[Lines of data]
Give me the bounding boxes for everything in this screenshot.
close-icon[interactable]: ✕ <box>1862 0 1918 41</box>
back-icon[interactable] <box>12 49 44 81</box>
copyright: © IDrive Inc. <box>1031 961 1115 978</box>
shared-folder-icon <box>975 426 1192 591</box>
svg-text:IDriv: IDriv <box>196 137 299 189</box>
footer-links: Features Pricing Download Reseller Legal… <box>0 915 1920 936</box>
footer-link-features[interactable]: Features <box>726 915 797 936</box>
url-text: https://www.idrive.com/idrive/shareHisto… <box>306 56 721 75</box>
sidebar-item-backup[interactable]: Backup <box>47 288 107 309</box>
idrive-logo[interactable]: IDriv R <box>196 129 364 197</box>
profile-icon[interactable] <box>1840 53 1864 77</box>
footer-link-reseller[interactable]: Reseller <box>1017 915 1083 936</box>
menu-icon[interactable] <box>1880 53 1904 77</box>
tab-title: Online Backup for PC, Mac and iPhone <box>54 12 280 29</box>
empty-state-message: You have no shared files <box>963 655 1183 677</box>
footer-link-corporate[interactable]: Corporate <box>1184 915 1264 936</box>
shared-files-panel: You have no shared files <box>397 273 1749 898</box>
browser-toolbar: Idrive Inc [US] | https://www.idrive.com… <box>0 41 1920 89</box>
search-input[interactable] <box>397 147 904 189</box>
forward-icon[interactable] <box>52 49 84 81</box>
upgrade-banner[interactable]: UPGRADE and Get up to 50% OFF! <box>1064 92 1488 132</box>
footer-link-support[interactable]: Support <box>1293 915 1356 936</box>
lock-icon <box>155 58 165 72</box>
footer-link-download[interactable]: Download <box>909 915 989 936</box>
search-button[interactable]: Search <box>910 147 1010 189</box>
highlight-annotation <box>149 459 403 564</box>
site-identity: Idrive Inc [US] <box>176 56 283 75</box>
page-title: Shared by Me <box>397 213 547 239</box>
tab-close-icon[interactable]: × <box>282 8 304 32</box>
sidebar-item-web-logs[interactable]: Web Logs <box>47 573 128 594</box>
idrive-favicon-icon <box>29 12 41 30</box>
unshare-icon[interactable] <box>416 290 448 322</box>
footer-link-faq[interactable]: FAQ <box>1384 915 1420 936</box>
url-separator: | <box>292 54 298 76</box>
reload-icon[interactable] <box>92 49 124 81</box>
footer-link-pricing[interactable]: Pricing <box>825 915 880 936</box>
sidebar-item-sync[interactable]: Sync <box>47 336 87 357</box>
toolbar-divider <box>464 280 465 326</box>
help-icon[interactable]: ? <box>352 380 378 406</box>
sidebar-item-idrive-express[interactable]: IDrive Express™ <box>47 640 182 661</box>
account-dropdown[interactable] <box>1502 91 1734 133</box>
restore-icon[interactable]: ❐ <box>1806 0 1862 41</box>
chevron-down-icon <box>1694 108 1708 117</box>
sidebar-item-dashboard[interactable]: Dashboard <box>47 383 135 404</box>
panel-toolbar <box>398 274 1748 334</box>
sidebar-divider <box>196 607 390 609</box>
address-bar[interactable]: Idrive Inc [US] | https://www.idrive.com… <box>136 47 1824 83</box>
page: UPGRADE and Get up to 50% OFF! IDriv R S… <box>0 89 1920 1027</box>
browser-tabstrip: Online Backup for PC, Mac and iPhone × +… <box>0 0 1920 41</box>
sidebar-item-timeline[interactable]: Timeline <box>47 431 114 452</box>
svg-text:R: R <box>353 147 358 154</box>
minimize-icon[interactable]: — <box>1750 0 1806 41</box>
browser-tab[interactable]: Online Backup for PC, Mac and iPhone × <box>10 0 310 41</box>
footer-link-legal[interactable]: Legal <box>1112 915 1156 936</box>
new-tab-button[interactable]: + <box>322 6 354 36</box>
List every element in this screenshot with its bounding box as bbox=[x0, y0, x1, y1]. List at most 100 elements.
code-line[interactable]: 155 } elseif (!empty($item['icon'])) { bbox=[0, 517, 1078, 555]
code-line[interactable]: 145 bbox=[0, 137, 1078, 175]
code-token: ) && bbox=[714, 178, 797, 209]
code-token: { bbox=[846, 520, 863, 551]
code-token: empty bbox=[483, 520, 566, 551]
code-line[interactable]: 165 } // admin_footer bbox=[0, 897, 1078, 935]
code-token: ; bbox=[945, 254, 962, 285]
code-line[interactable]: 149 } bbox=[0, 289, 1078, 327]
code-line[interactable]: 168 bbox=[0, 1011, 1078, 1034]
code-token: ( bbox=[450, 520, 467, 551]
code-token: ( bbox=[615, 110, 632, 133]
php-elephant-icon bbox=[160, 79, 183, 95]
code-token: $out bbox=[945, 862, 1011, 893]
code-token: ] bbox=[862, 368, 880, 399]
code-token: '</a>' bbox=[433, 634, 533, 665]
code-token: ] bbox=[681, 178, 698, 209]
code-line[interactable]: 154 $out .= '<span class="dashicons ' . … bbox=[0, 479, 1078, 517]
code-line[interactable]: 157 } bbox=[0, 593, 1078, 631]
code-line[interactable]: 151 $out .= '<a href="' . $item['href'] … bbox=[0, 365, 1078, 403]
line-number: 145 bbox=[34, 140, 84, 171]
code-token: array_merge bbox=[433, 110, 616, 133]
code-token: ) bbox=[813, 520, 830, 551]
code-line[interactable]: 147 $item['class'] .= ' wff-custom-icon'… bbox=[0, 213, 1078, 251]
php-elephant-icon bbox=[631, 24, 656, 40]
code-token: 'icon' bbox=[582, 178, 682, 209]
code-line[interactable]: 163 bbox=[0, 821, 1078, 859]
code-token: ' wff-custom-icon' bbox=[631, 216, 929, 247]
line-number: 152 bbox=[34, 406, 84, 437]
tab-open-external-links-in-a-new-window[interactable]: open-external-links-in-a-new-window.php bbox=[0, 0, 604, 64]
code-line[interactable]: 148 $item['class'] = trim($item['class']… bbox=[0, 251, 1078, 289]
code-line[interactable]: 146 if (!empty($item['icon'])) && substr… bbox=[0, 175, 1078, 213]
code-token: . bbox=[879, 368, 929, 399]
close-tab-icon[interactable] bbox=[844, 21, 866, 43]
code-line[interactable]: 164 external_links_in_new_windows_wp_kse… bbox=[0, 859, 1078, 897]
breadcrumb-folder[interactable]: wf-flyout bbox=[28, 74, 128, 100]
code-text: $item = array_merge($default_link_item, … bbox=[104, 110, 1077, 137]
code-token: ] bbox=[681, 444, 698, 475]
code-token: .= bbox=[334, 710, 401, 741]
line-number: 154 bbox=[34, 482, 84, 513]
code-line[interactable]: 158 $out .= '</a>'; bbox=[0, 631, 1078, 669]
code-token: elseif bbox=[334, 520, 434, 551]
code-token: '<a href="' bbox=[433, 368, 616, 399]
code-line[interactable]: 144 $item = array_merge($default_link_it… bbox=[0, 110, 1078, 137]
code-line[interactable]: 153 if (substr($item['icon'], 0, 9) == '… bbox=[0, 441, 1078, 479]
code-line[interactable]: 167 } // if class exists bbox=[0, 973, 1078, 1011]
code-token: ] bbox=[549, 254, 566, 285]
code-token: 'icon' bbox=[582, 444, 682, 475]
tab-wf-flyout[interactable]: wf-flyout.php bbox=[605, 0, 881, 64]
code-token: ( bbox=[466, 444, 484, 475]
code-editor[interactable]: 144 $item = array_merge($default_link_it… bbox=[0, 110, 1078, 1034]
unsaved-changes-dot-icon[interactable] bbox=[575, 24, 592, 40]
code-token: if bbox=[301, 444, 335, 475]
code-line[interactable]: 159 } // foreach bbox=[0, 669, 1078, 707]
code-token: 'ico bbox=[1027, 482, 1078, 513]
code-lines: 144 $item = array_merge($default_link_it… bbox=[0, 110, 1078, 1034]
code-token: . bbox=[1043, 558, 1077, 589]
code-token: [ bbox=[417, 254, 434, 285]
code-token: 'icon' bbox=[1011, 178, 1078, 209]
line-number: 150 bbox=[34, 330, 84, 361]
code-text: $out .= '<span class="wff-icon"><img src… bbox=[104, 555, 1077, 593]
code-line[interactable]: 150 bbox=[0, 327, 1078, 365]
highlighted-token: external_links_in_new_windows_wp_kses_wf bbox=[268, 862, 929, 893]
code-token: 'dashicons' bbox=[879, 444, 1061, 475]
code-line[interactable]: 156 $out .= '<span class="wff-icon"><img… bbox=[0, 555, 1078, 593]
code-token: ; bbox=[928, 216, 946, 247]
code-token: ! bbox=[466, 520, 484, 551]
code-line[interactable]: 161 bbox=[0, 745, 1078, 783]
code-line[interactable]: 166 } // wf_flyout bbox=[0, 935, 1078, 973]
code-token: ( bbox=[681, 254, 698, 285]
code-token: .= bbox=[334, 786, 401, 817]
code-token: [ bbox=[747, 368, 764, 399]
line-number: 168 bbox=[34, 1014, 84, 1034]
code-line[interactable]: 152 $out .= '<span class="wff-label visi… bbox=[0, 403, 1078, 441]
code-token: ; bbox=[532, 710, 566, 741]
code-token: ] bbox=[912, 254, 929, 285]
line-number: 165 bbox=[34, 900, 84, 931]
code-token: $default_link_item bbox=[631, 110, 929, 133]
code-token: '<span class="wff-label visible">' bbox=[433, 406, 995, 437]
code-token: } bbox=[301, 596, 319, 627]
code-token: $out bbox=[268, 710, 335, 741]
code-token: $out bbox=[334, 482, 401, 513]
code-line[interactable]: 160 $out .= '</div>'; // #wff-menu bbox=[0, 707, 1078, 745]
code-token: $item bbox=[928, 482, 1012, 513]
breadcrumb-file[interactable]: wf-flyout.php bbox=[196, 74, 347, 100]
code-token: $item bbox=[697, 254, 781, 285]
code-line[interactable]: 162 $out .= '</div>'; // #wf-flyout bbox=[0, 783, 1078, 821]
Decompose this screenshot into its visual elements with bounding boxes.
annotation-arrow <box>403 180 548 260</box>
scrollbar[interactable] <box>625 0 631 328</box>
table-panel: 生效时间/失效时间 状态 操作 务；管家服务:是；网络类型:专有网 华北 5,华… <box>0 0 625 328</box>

• _WHAT YOU NEED TO DO_
Update the part of the listing that opens with its first line and closes with the line containing "shared-files-panel: You have" by changing every "interactable" to "clickable". Leave everything else in those lines as it is, and give back only that part.

• _OUTPUT OF THE TASK_
Give me the bounding boxes for everything in this screenshot.
close-icon[clickable]: ✕ <box>1862 0 1918 41</box>
back-icon[clickable] <box>12 49 44 81</box>
copyright: © IDrive Inc. <box>1031 961 1115 978</box>
shared-folder-icon <box>975 426 1192 591</box>
svg-text:IDriv: IDriv <box>196 137 299 189</box>
footer-links: Features Pricing Download Reseller Legal… <box>0 915 1920 936</box>
footer-link-features[clickable]: Features <box>726 915 797 936</box>
url-text: https://www.idrive.com/idrive/shareHisto… <box>306 56 721 75</box>
sidebar-item-backup[clickable]: Backup <box>47 288 107 309</box>
idrive-logo[clickable]: IDriv R <box>196 129 364 197</box>
profile-icon[clickable] <box>1840 53 1864 77</box>
footer-link-reseller[clickable]: Reseller <box>1017 915 1083 936</box>
menu-icon[clickable] <box>1880 53 1904 77</box>
tab-title: Online Backup for PC, Mac and iPhone <box>54 12 280 29</box>
empty-state-message: You have no shared files <box>963 655 1183 677</box>
footer-link-corporate[clickable]: Corporate <box>1184 915 1264 936</box>
shared-files-panel: You have no shared files <box>397 273 1749 898</box>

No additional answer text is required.